--- START OF Data provided ---

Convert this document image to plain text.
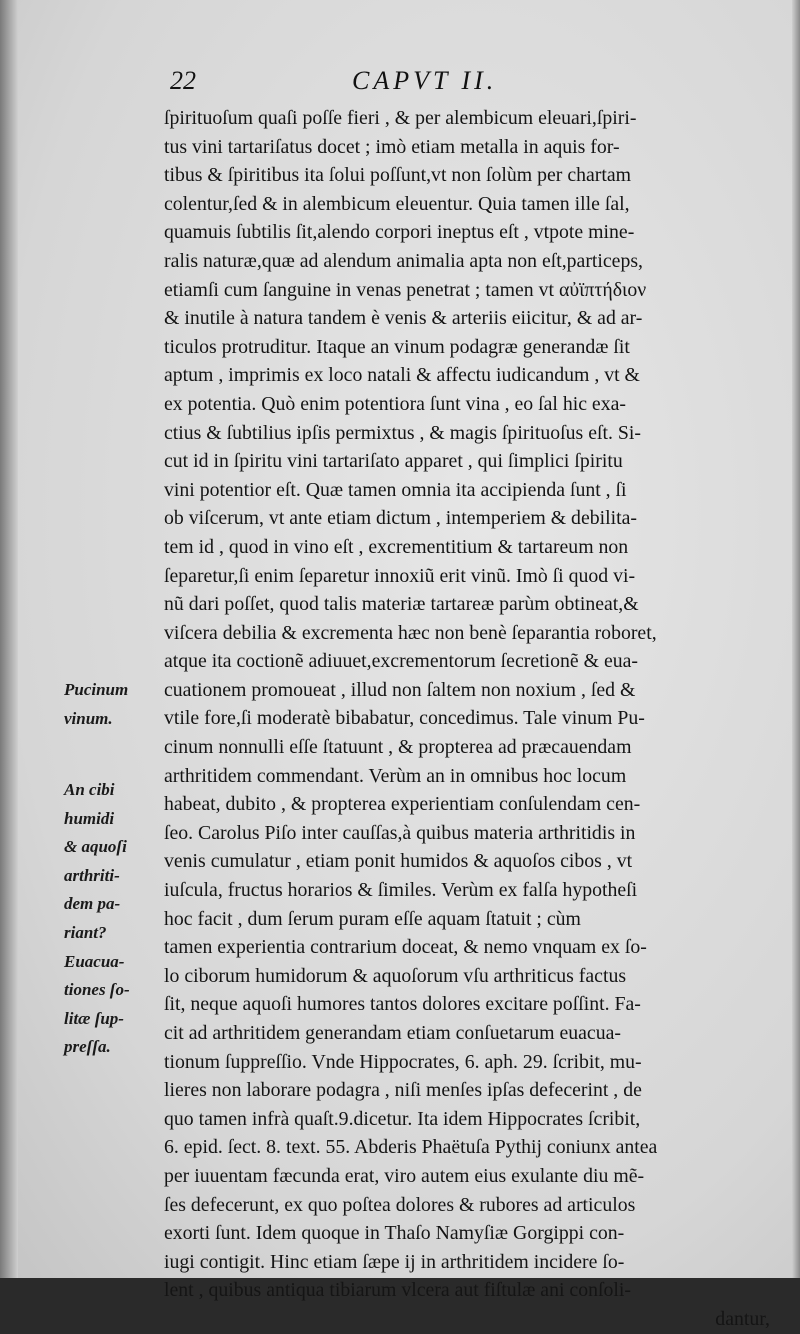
22	CAPVT II.
Pucinum
vinum.
An cibi
humidi
& aquoſi
arthriti-
dem pa-
riant?
Euacua-
tiones ſo-
litæ ſup-
preſſa.
ſpirituoſum quaſi poſſe fieri , & per alembicum eleuari,ſpiri-
tus vini tartariſatus docet ; imò etiam metalla in aquis for-
tibus & ſpiritibus ita ſolui poſſunt,vt non ſolùm per chartam
colentur,ſed & in alembicum eleuentur. Quia tamen ille ſal,
quamuis ſubtilis ſit,alendo corpori ineptus eſt , vtpote mine-
ralis naturæ,quæ ad alendum animalia apta non eſt,particeps,
etiamſi cum ſanguine in venas penetrat ; tamen vt αὐϊπτήδιον
& inutile à natura tandem è venis & arteriis eiicitur, & ad ar-
ticulos protruditur. Itaque an vinum podagræ generandæ ſit
aptum , imprimis ex loco natali & affectu iudicandum , vt &
ex potentia. Quò enim potentiora ſunt vina , eo ſal hic exa-
ctius & ſubtilius ipſis permixtus , & magis ſpirituoſus eſt. Si-
cut id in ſpiritu vini tartariſato apparet , qui ſimplici ſpiritu
vini potentior eſt. Quæ tamen omnia ita accipienda ſunt , ſi
ob viſcerum, vt ante etiam dictum , intemperiem & debilita-
tem id , quod in vino eſt , excrementitium & tartareum non
ſeparetur,ſi enim ſeparetur innoxiũ erit vinũ. Imò ſi quod vi-
nũ dari poſſet, quod talis materiæ tartareæ parùm obtineat,&
viſcera debilia & excrementa hæc non benè ſeparantia roboret,
atque ita coctionẽ adiuuet,excrementorum ſecretionẽ & eua-
cuationem promoueat , illud non ſaltem non noxium , ſed &
vtile fore,ſi moderatè bibabatur, concedimus. Tale vinum Pu-
cinum nonnulli eſſe ſtatuunt , & propterea ad præcauendam
arthritidem commendant. Verùm an in omnibus hoc locum
habeat, dubito , & propterea experientiam conſulendam cen-
ſeo. Carolus Piſo inter cauſſas,à quibus materia arthritidis in
venis cumulatur , etiam ponit humidos & aquoſos cibos , vt
iuſcula, fructus horarios & ſimiles. Verùm ex falſa hypotheſi
hoc facit , dum ſerum puram eſſe aquam ſtatuit ; cùm
tamen experientia contrarium doceat, & nemo vnquam ex ſo-
lo ciborum humidorum & aquoſorum vſu arthriticus factus
ſit, neque aquoſi humores tantos dolores excitare poſſint. Fa-
cit ad arthritidem generandam etiam conſuetarum euacua-
tionum ſuppreſſio. Vnde Hippocrates, 6. aph. 29. ſcribit, mu-
lieres non laborare podagra , niſi menſes ipſas defecerint , de
quo tamen infrà quaſt.9.dicetur. Ita idem Hippocrates ſcribit,
6. epid. ſect. 8. text. 55. Abderis Phaëtuſa Pythij coniunx antea
per iuuentam fæcunda erat, viro autem eius exulante diu mẽ-
ſes defecerunt, ex quo poſtea dolores & rubores ad articulos
exorti ſunt. Idem quoque in Thaſo Namyſiæ Gorgippi con-
iugi contigit. Hinc etiam ſæpe ij in arthritidem incidere ſo-
lent , quibus antiqua tibiarum vlcera aut fiſtulæ ani conſoli-
dantur,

--- END OF Data provided ---

> _What is asked_
Pull out all lines containing "eſſe".

> _Finished answer_
cinum nonnulli eſſe ſtatuunt , & propterea ad præcauendam
hoc facit , dum ſerum puram eſſe aquam ſtatuit ; cùm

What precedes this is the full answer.